Goal »
Wherever "Materials" appears in a line, list that line.

Data records »
● ● ●

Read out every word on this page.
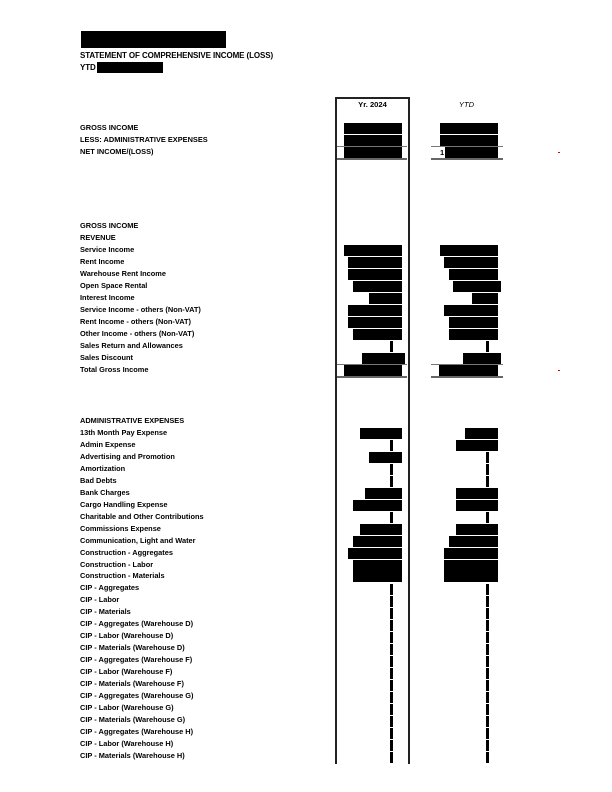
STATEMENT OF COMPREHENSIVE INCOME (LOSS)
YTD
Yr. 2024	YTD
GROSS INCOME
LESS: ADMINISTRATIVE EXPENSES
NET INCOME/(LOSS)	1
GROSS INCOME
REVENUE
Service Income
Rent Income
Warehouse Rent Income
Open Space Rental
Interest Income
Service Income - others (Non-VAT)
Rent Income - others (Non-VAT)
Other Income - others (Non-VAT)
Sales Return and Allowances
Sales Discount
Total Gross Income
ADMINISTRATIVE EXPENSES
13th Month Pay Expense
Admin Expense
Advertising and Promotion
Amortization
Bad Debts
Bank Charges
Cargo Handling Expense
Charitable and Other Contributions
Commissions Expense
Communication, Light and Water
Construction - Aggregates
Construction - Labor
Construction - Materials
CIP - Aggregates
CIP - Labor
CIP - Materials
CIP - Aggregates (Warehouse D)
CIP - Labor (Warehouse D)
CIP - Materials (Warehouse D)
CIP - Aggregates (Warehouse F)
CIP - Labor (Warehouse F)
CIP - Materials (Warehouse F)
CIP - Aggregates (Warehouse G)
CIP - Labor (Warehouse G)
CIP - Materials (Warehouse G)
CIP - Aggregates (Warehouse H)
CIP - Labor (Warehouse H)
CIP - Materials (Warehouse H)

● ● ●

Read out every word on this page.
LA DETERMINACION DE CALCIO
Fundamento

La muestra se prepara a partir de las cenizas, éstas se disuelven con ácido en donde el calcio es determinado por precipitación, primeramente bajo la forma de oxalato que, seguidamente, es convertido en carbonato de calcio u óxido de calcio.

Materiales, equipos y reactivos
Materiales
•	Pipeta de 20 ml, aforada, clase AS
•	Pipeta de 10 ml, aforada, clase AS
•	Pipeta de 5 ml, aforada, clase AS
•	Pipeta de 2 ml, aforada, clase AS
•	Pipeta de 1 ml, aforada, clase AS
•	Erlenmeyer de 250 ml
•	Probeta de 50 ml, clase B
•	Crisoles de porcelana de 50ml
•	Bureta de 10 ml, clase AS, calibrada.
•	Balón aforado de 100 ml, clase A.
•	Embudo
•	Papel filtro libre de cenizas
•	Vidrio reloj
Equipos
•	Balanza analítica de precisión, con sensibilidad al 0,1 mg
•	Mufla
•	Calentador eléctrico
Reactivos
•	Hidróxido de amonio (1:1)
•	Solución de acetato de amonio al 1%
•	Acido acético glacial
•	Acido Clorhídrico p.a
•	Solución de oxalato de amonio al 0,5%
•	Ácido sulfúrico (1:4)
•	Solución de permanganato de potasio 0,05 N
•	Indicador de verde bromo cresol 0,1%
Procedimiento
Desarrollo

● ● ●

Worked solution »
Construction - Materials
CIP - Materials
CIP - Materials (Warehouse D)
CIP - Materials (Warehouse F)
CIP - Materials (Warehouse G)
CIP - Materials (Warehouse H)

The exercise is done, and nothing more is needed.